**Objective:** Write out every line of the material as it stands, apart from the pictures.

_____

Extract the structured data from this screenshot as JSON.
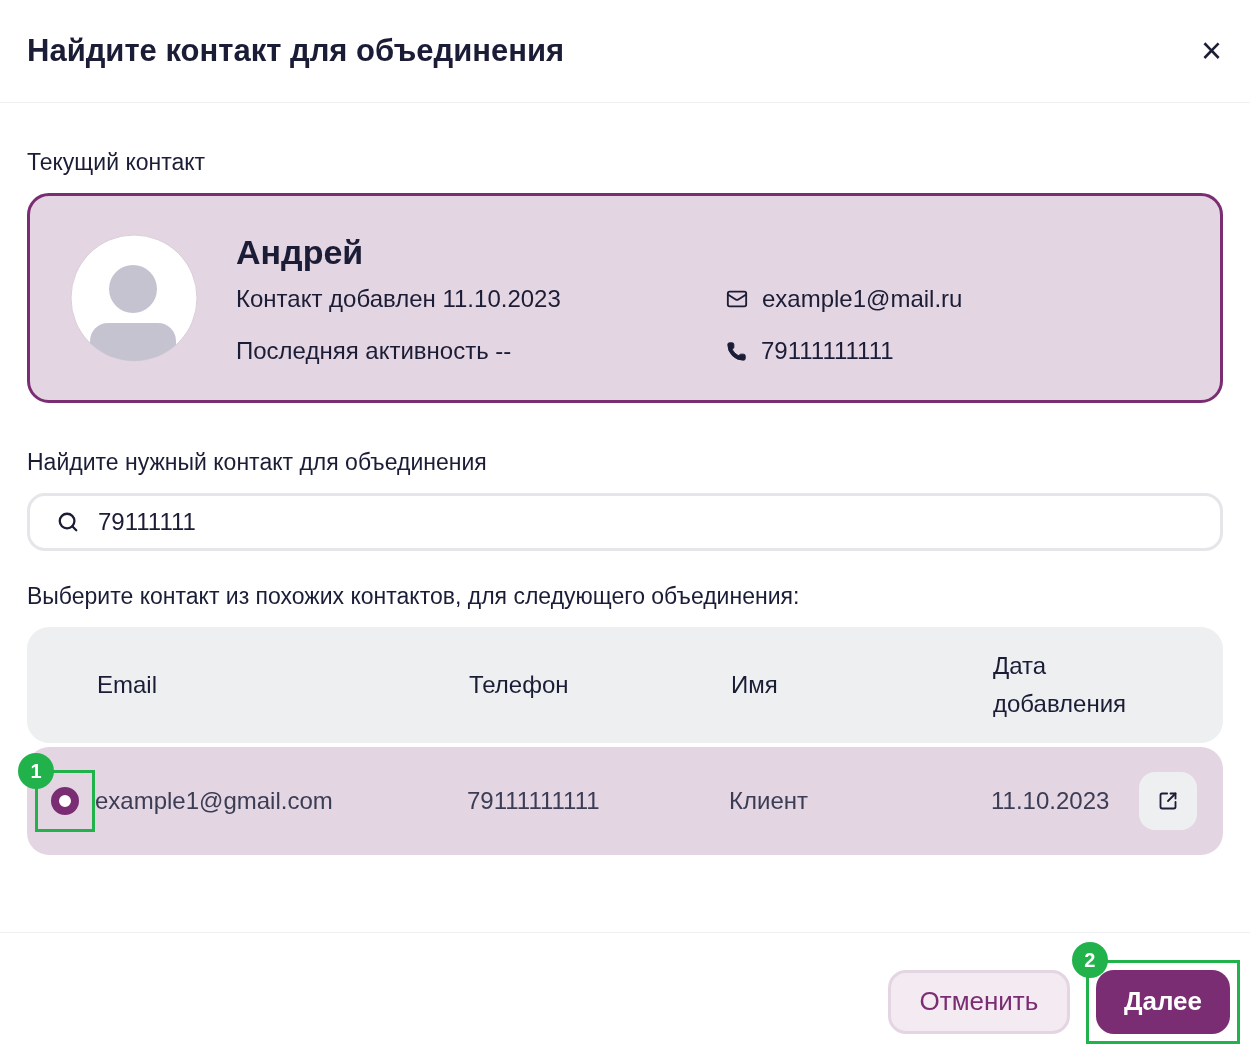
{
  "dialog": {
    "title": "Найдите контакт для объединения",
    "close": "×"
  },
  "current": {
    "label": "Текущий контакт",
    "name": "Андрей",
    "added": "Контакт добавлен 11.10.2023",
    "activity": "Последняя активность --",
    "email": "example1@mail.ru",
    "phone": "79111111111"
  },
  "search": {
    "label": "Найдите нужный контакт для объединения",
    "value": "79111111"
  },
  "results": {
    "label": "Выберите контакт из похожих контактов, для следующего объединения:",
    "columns": [
      "Email",
      "Телефон",
      "Имя",
      "Дата добавления"
    ],
    "rows": [
      {
        "selected": true,
        "step": "1",
        "cells": [
          "example1@gmail.com",
          "79111111111",
          "Клиент",
          "11.10.2023"
        ]
      }
    ]
  },
  "buttons": [
    {
      "label": "Отменить",
      "kind": "secondary"
    },
    {
      "label": "Далее",
      "kind": "primary",
      "step": "2"
    }
  ]
}
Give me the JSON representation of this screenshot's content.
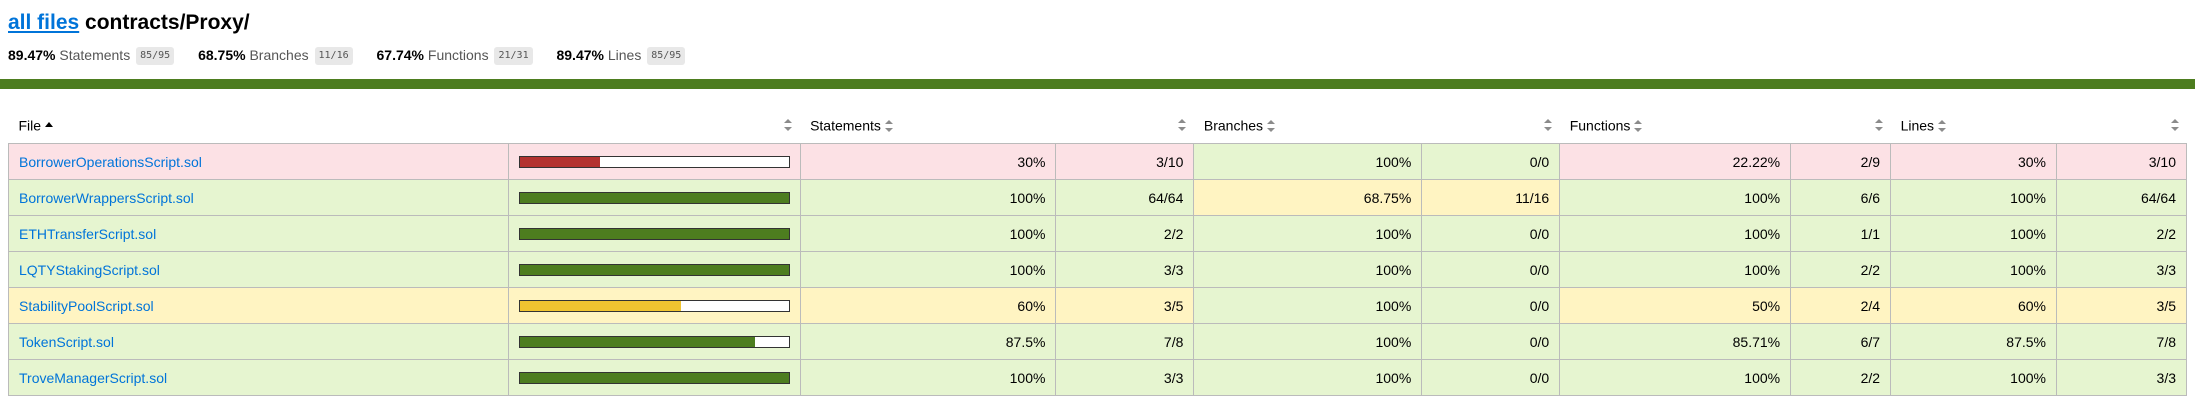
{
  "header": {
    "breadcrumb_link": "all files",
    "breadcrumb_path": "contracts/Proxy/"
  },
  "summary": [
    {
      "pct": "89.47%",
      "label": "Statements",
      "fraction": "85/95"
    },
    {
      "pct": "68.75%",
      "label": "Branches",
      "fraction": "11/16"
    },
    {
      "pct": "67.74%",
      "label": "Functions",
      "fraction": "21/31"
    },
    {
      "pct": "89.47%",
      "label": "Lines",
      "fraction": "85/95"
    }
  ],
  "table": {
    "headers": {
      "file": "File",
      "statements": "Statements",
      "branches": "Branches",
      "functions": "Functions",
      "lines": "Lines"
    },
    "rows": [
      {
        "file": "BorrowerOperationsScript.sol",
        "row_class": "low",
        "coverage": 30,
        "fill_class": "low",
        "st_pct": "30%",
        "st_frac": "3/10",
        "st_class": "low",
        "br_pct": "100%",
        "br_frac": "0/0",
        "br_class": "high",
        "fn_pct": "22.22%",
        "fn_frac": "2/9",
        "fn_class": "low",
        "ln_pct": "30%",
        "ln_frac": "3/10",
        "ln_class": "low"
      },
      {
        "file": "BorrowerWrappersScript.sol",
        "row_class": "high",
        "coverage": 100,
        "fill_class": "high",
        "st_pct": "100%",
        "st_frac": "64/64",
        "st_class": "high",
        "br_pct": "68.75%",
        "br_frac": "11/16",
        "br_class": "medium",
        "fn_pct": "100%",
        "fn_frac": "6/6",
        "fn_class": "high",
        "ln_pct": "100%",
        "ln_frac": "64/64",
        "ln_class": "high"
      },
      {
        "file": "ETHTransferScript.sol",
        "row_class": "high",
        "coverage": 100,
        "fill_class": "high",
        "st_pct": "100%",
        "st_frac": "2/2",
        "st_class": "high",
        "br_pct": "100%",
        "br_frac": "0/0",
        "br_class": "high",
        "fn_pct": "100%",
        "fn_frac": "1/1",
        "fn_class": "high",
        "ln_pct": "100%",
        "ln_frac": "2/2",
        "ln_class": "high"
      },
      {
        "file": "LQTYStakingScript.sol",
        "row_class": "high",
        "coverage": 100,
        "fill_class": "high",
        "st_pct": "100%",
        "st_frac": "3/3",
        "st_class": "high",
        "br_pct": "100%",
        "br_frac": "0/0",
        "br_class": "high",
        "fn_pct": "100%",
        "fn_frac": "2/2",
        "fn_class": "high",
        "ln_pct": "100%",
        "ln_frac": "3/3",
        "ln_class": "high"
      },
      {
        "file": "StabilityPoolScript.sol",
        "row_class": "medium",
        "coverage": 60,
        "fill_class": "medium",
        "st_pct": "60%",
        "st_frac": "3/5",
        "st_class": "medium",
        "br_pct": "100%",
        "br_frac": "0/0",
        "br_class": "high",
        "fn_pct": "50%",
        "fn_frac": "2/4",
        "fn_class": "medium",
        "ln_pct": "60%",
        "ln_frac": "3/5",
        "ln_class": "medium"
      },
      {
        "file": "TokenScript.sol",
        "row_class": "high",
        "coverage": 87.5,
        "fill_class": "high",
        "st_pct": "87.5%",
        "st_frac": "7/8",
        "st_class": "high",
        "br_pct": "100%",
        "br_frac": "0/0",
        "br_class": "high",
        "fn_pct": "85.71%",
        "fn_frac": "6/7",
        "fn_class": "high",
        "ln_pct": "87.5%",
        "ln_frac": "7/8",
        "ln_class": "high"
      },
      {
        "file": "TroveManagerScript.sol",
        "row_class": "high",
        "coverage": 100,
        "fill_class": "high",
        "st_pct": "100%",
        "st_frac": "3/3",
        "st_class": "high",
        "br_pct": "100%",
        "br_frac": "0/0",
        "br_class": "high",
        "fn_pct": "100%",
        "fn_frac": "2/2",
        "fn_class": "high",
        "ln_pct": "100%",
        "ln_frac": "3/3",
        "ln_class": "high"
      }
    ]
  },
  "colors": {
    "status_line": "#4d7d1f",
    "high_bg": "#e6f5d0",
    "medium_bg": "#fff4c2",
    "low_bg": "#fce1e5",
    "high_fill": "#4d7d1f",
    "medium_fill": "#f0c430",
    "low_fill": "#b3322f",
    "link": "#0074D9"
  }
}
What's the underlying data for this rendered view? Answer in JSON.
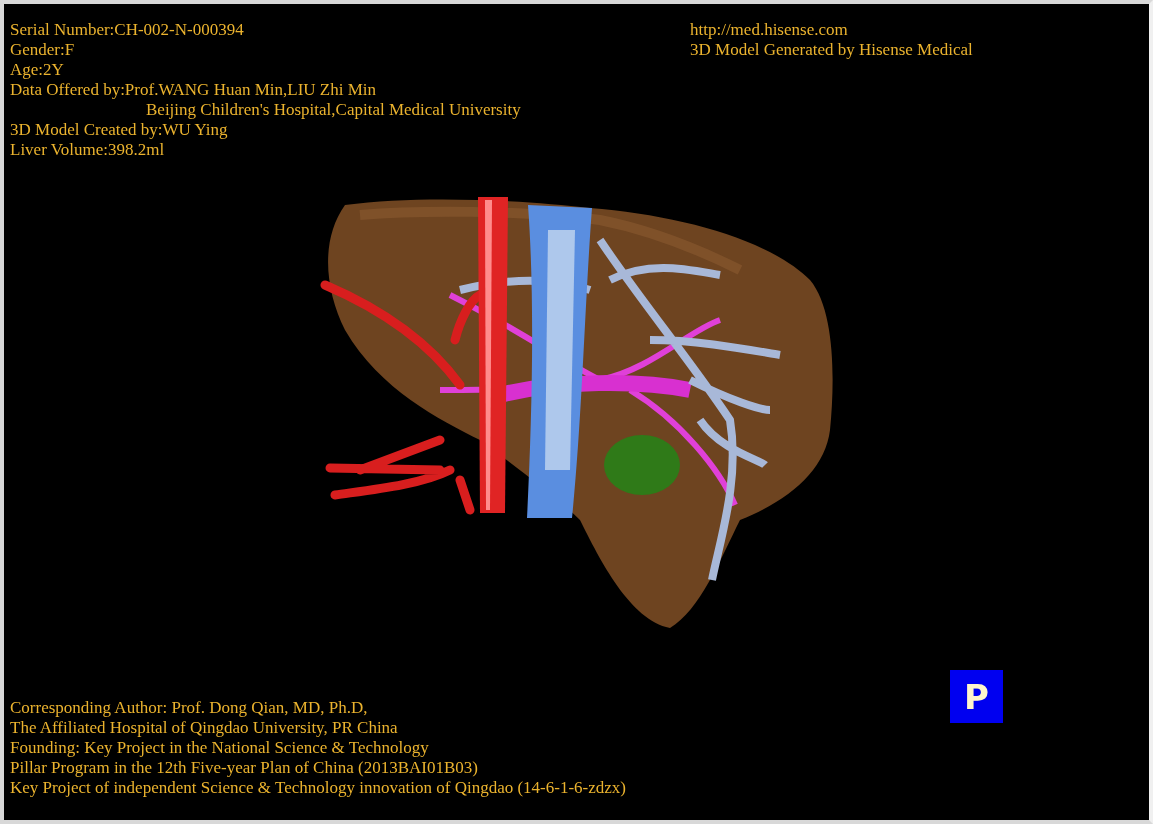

_____

**Solution:**
Extract the structured data from this screenshot as JSON.
{
  "dialog": {
    "title": "Найдите контакт для объединения",
    "close": "×"
  },
  "current": {
    "label": "Текущий контакт",
    "name": "Андрей",
    "added": "Контакт добавлен 11.10.2023",
    "activity": "Последняя активность --",
    "email": "example1@mail.ru",
    "phone": "79111111111"
  },
  "search": {
    "label": "Найдите нужный контакт для объединения",
    "value": "79111111"
  },
  "results": {
    "label": "Выберите контакт из похожих контактов, для следующего объединения:",
    "columns": [
      "Email",
      "Телефон",
      "Имя",
      "Дата добавления"
    ],
    "rows": [
      {
        "selected": true,
        "step": "1",
        "cells": [
          "example1@gmail.com",
          "79111111111",
          "Клиент",
          "11.10.2023"
        ]
      }
    ]
  },
  "buttons": [
    {
      "label": "Отменить",
      "kind": "secondary"
    },
    {
      "label": "Далее",
      "kind": "primary",
      "step": "2"
    }
  ]
}
Give me the JSON representation of this screenshot's content.
{
  "header": {
    "breadcrumb_link": "all files",
    "breadcrumb_path": "contracts/Proxy/"
  },
  "summary": [
    {
      "pct": "89.47%",
      "label": "Statements",
      "fraction": "85/95"
    },
    {
      "pct": "68.75%",
      "label": "Branches",
      "fraction": "11/16"
    },
    {
      "pct": "67.74%",
      "label": "Functions",
      "fraction": "21/31"
    },
    {
      "pct": "89.47%",
      "label": "Lines",
      "fraction": "85/95"
    }
  ],
  "table": {
    "headers": {
      "file": "File",
      "statements": "Statements",
      "branches": "Branches",
      "functions": "Functions",
      "lines": "Lines"
    },
    "rows": [
      {
        "file": "BorrowerOperationsScript.sol",
        "row_class": "low",
        "coverage": 30,
        "fill_class": "low",
        "st_pct": "30%",
        "st_frac": "3/10",
        "st_class": "low",
        "br_pct": "100%",
        "br_frac": "0/0",
        "br_class": "high",
        "fn_pct": "22.22%",
        "fn_frac": "2/9",
        "fn_class": "low",
        "ln_pct": "30%",
        "ln_frac": "3/10",
        "ln_class": "low"
      },
      {
        "file": "BorrowerWrappersScript.sol",
        "row_class": "high",
        "coverage": 100,
        "fill_class": "high",
        "st_pct": "100%",
        "st_frac": "64/64",
        "st_class": "high",
        "br_pct": "68.75%",
        "br_frac": "11/16",
        "br_class": "medium",
        "fn_pct": "100%",
        "fn_frac": "6/6",
        "fn_class": "high",
        "ln_pct": "100%",
        "ln_frac": "64/64",
        "ln_class": "high"
      },
      {
        "file": "ETHTransferScript.sol",
        "row_class": "high",
        "coverage": 100,
        "fill_class": "high",
        "st_pct": "100%",
        "st_frac": "2/2",
        "st_class": "high",
        "br_pct": "100%",
        "br_frac": "0/0",
        "br_class": "high",
        "fn_pct": "100%",
        "fn_frac": "1/1",
        "fn_class": "high",
        "ln_pct": "100%",
        "ln_frac": "2/2",
        "ln_class": "high"
      },
      {
        "file": "LQTYStakingScript.sol",
        "row_class": "high",
        "coverage": 100,
        "fill_class": "high",
        "st_pct": "100%",
        "st_frac": "3/3",
        "st_class": "high",
        "br_pct": "100%",
        "br_frac": "0/0",
        "br_class": "high",
        "fn_pct": "100%",
        "fn_frac": "2/2",
        "fn_class": "high",
        "ln_pct": "100%",
        "ln_frac": "3/3",
        "ln_class": "high"
      },
      {
        "file": "StabilityPoolScript.sol",
        "row_class": "medium",
        "coverage": 60,
        "fill_class": "medium",
        "st_pct": "60%",
        "st_frac": "3/5",
        "st_class": "medium",
        "br_pct": "100%",
        "br_frac": "0/0",
        "br_class": "high",
        "fn_pct": "50%",
        "fn_frac": "2/4",
        "fn_class": "medium",
        "ln_pct": "60%",
        "ln_frac": "3/5",
        "ln_class": "medium"
      },
      {
        "file": "TokenScript.sol",
        "row_class": "high",
        "coverage": 87.5,
        "fill_class": "high",
        "st_pct": "87.5%",
        "st_frac": "7/8",
        "st_class": "high",
        "br_pct": "100%",
        "br_frac": "0/0",
        "br_class": "high",
        "fn_pct": "85.71%",
        "fn_frac": "6/7",
        "fn_class": "high",
        "ln_pct": "87.5%",
        "ln_frac": "7/8",
        "ln_class": "high"
      },
      {
        "file": "TroveManagerScript.sol",
        "row_class": "high",
        "coverage": 100,
        "fill_class": "high",
        "st_pct": "100%",
        "st_frac": "3/3",
        "st_class": "high",
        "br_pct": "100%",
        "br_frac": "0/0",
        "br_class": "high",
        "fn_pct": "100%",
        "fn_frac": "2/2",
        "fn_class": "high",
        "ln_pct": "100%",
        "ln_frac": "3/3",
        "ln_class": "high"
      }
    ]
  },
  "colors": {
    "status_line": "#4d7d1f",
    "high_bg": "#e6f5d0",
    "medium_bg": "#fff4c2",
    "low_bg": "#fce1e5",
    "high_fill": "#4d7d1f",
    "medium_fill": "#f0c430",
    "low_fill": "#b3322f",
    "link": "#0074D9"
  }
}
What's the underlying data for this rendered view? Answer in JSON.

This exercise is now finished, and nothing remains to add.